**Do this**
Give every line again exactly as it appears, please, but not the pictures.

[Stored data]
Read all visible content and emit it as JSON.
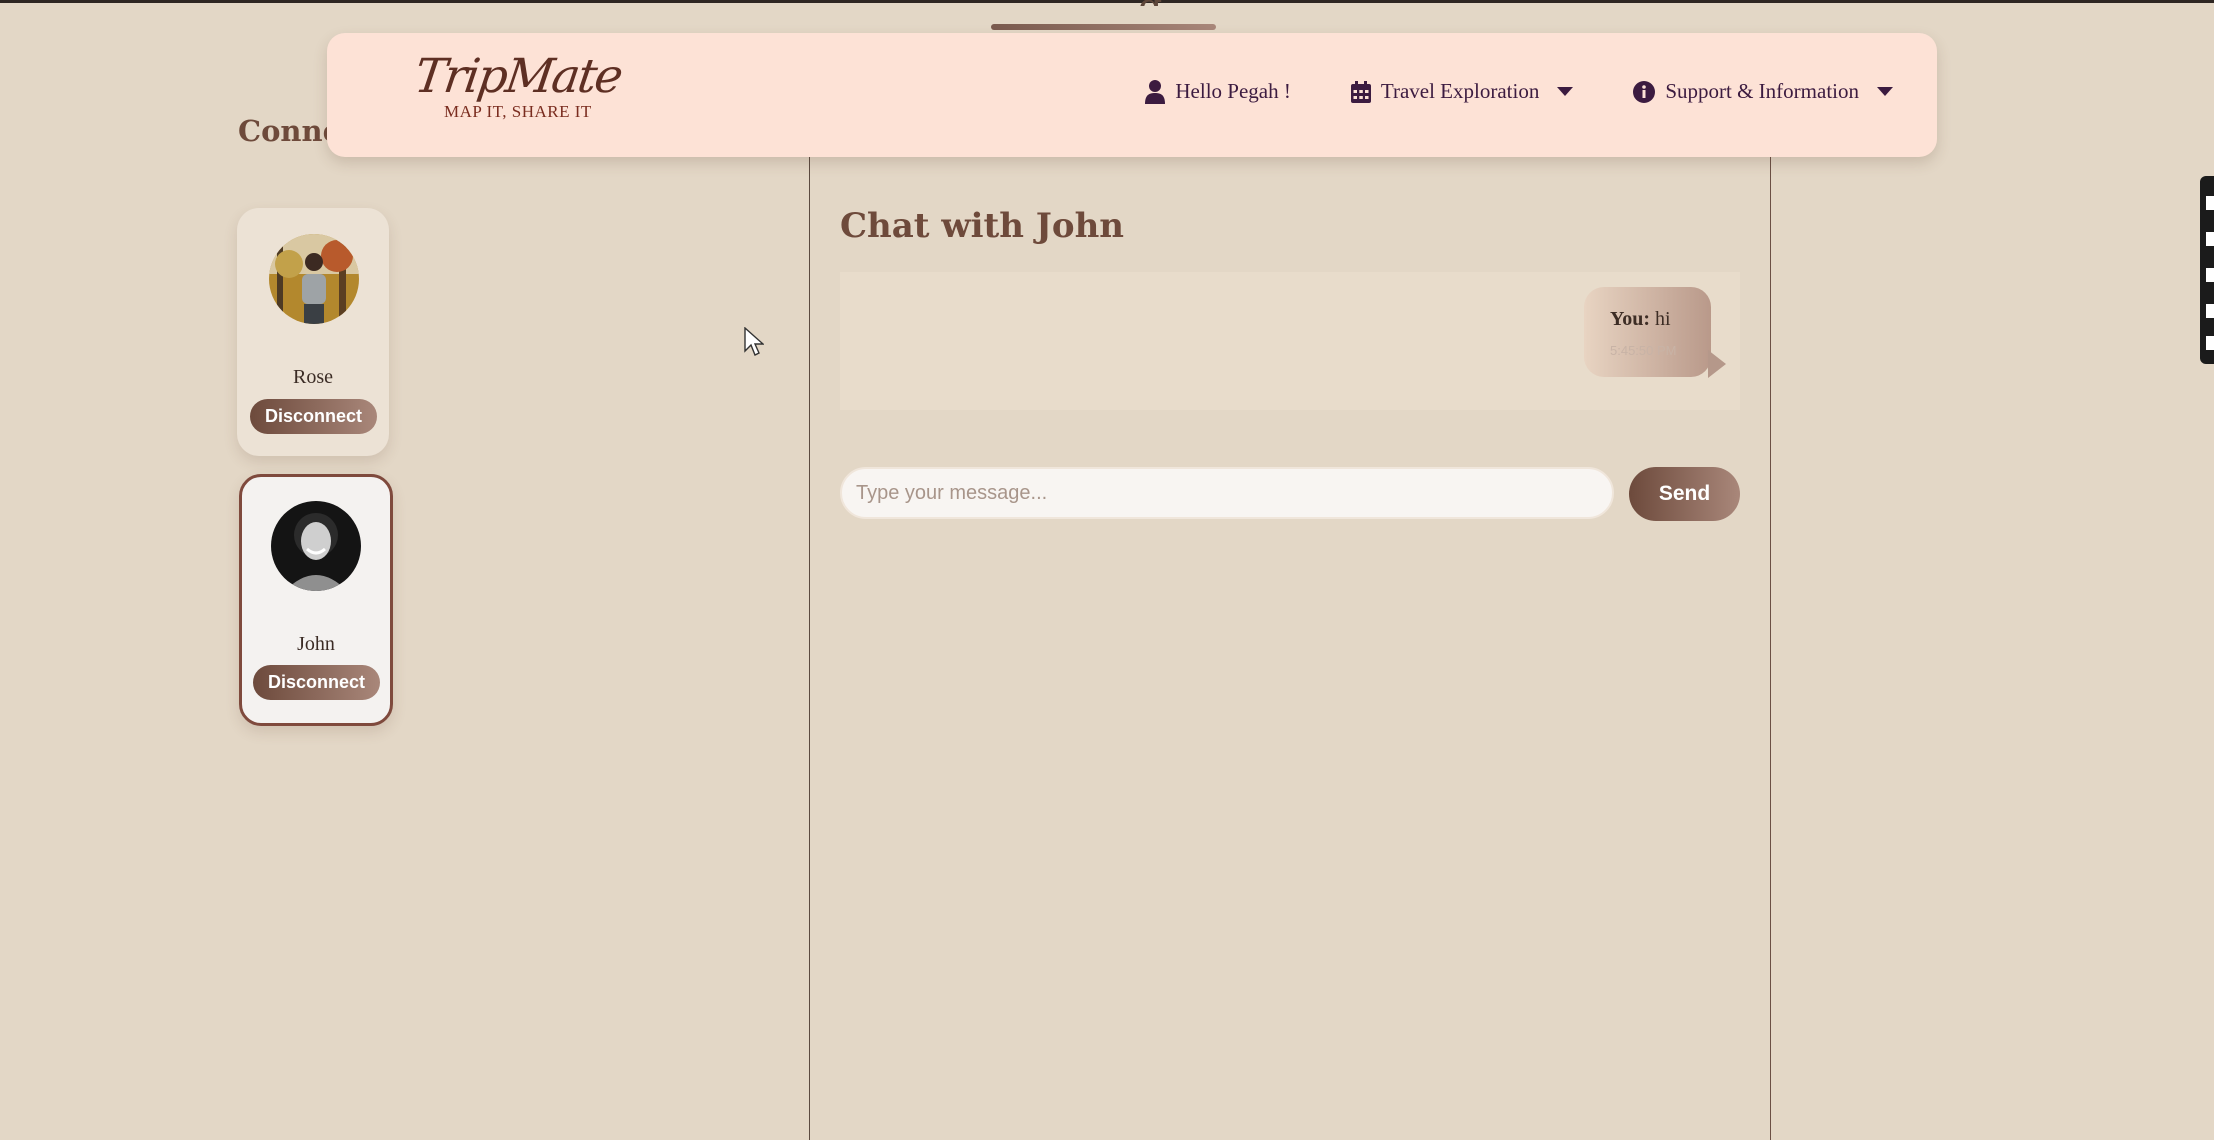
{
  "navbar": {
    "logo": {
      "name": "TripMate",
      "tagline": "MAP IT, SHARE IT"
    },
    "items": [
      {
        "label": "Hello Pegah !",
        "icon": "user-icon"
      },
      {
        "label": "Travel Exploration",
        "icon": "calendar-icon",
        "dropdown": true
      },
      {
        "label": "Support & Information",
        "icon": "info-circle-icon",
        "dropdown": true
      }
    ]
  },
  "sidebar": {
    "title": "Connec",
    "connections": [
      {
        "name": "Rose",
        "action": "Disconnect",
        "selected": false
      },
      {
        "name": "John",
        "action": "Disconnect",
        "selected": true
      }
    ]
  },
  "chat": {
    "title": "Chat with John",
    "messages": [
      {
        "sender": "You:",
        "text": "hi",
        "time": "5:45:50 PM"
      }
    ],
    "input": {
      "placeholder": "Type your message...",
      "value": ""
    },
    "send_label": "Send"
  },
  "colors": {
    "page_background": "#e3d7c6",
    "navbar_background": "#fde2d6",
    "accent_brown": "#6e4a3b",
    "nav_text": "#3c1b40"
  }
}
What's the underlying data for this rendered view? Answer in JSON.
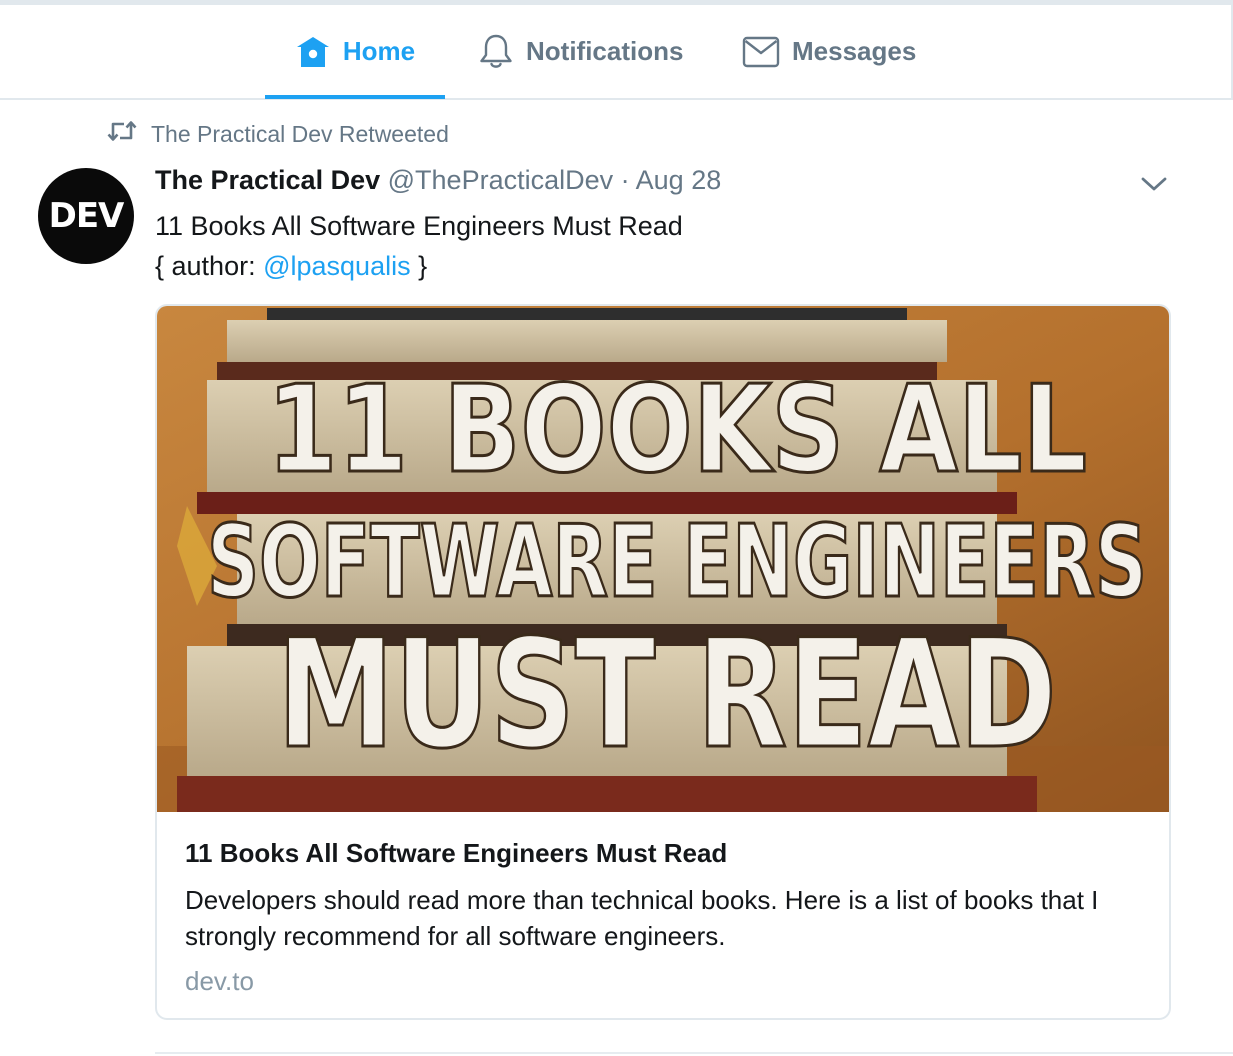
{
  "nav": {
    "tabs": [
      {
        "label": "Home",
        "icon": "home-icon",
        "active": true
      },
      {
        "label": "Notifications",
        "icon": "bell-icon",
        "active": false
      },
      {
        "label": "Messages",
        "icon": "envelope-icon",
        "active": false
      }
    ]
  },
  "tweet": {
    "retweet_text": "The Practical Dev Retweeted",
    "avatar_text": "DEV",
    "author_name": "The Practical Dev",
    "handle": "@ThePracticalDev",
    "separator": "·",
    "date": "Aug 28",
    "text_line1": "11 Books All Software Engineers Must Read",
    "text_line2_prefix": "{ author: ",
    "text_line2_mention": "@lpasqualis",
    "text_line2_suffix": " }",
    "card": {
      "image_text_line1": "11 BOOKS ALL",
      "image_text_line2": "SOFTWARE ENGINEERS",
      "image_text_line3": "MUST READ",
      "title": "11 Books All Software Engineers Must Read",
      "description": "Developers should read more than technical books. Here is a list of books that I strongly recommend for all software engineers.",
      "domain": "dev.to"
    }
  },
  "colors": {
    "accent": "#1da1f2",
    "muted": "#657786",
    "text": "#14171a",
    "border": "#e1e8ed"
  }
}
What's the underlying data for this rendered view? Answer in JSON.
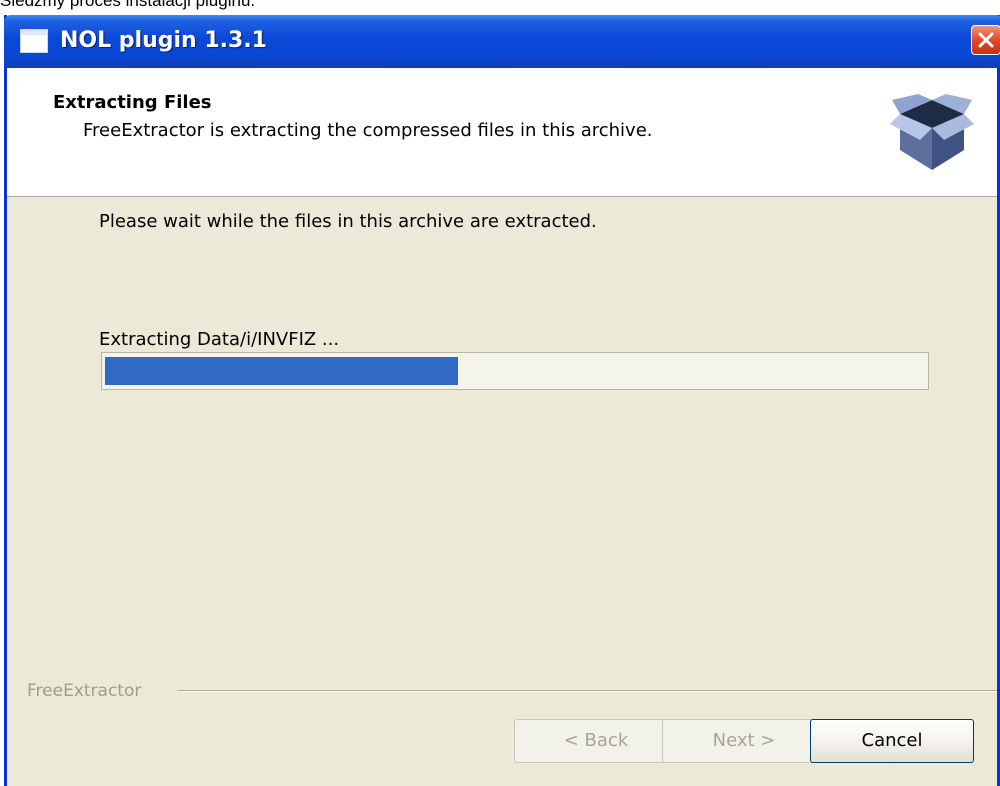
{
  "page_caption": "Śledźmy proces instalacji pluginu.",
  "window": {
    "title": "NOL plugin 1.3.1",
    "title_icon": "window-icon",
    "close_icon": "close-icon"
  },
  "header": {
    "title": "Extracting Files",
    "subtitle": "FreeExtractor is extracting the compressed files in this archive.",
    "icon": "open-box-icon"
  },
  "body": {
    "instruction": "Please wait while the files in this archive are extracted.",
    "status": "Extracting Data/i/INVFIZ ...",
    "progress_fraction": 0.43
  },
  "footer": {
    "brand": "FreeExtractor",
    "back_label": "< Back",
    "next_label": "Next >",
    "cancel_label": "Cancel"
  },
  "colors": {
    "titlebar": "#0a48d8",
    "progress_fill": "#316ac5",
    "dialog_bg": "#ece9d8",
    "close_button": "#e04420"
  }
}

**Solved exercise**
Read all visible content and emit it as JSON.
{
  "navbar": {
    "logo": {
      "name": "TripMate",
      "tagline": "MAP IT, SHARE IT"
    },
    "items": [
      {
        "label": "Hello Pegah !",
        "icon": "user-icon"
      },
      {
        "label": "Travel Exploration",
        "icon": "calendar-icon",
        "dropdown": true
      },
      {
        "label": "Support & Information",
        "icon": "info-circle-icon",
        "dropdown": true
      }
    ]
  },
  "sidebar": {
    "title": "Connec",
    "connections": [
      {
        "name": "Rose",
        "action": "Disconnect",
        "selected": false
      },
      {
        "name": "John",
        "action": "Disconnect",
        "selected": true
      }
    ]
  },
  "chat": {
    "title": "Chat with John",
    "messages": [
      {
        "sender": "You:",
        "text": "hi",
        "time": "5:45:50 PM"
      }
    ],
    "input": {
      "placeholder": "Type your message...",
      "value": ""
    },
    "send_label": "Send"
  },
  "colors": {
    "page_background": "#e3d7c6",
    "navbar_background": "#fde2d6",
    "accent_brown": "#6e4a3b",
    "nav_text": "#3c1b40"
  }
}
What's the underlying data for this rendered view? Answer in JSON.
{
  "nav": {
    "tabs": [
      {
        "label": "Home",
        "icon": "home-icon",
        "active": true
      },
      {
        "label": "Notifications",
        "icon": "bell-icon",
        "active": false
      },
      {
        "label": "Messages",
        "icon": "envelope-icon",
        "active": false
      }
    ]
  },
  "tweet": {
    "retweet_text": "The Practical Dev Retweeted",
    "avatar_text": "DEV",
    "author_name": "The Practical Dev",
    "handle": "@ThePracticalDev",
    "separator": "·",
    "date": "Aug 28",
    "text_line1": "11 Books All Software Engineers Must Read",
    "text_line2_prefix": "{ author: ",
    "text_line2_mention": "@lpasqualis",
    "text_line2_suffix": " }",
    "card": {
      "image_text_line1": "11 BOOKS ALL",
      "image_text_line2": "SOFTWARE ENGINEERS",
      "image_text_line3": "MUST READ",
      "title": "11 Books All Software Engineers Must Read",
      "description": "Developers should read more than technical books. Here is a list of books that I strongly recommend for all software engineers.",
      "domain": "dev.to"
    }
  },
  "colors": {
    "accent": "#1da1f2",
    "muted": "#657786",
    "text": "#14171a",
    "border": "#e1e8ed"
  }
}
What's the underlying data for this rendered view? Answer in JSON.
{
  "page_caption": "Śledźmy proces instalacji pluginu.",
  "window": {
    "title": "NOL plugin 1.3.1",
    "title_icon": "window-icon",
    "close_icon": "close-icon"
  },
  "header": {
    "title": "Extracting Files",
    "subtitle": "FreeExtractor is extracting the compressed files in this archive.",
    "icon": "open-box-icon"
  },
  "body": {
    "instruction": "Please wait while the files in this archive are extracted.",
    "status": "Extracting Data/i/INVFIZ ...",
    "progress_fraction": 0.43
  },
  "footer": {
    "brand": "FreeExtractor",
    "back_label": "< Back",
    "next_label": "Next >",
    "cancel_label": "Cancel"
  },
  "colors": {
    "titlebar": "#0a48d8",
    "progress_fill": "#316ac5",
    "dialog_bg": "#ece9d8",
    "close_button": "#e04420"
  }
}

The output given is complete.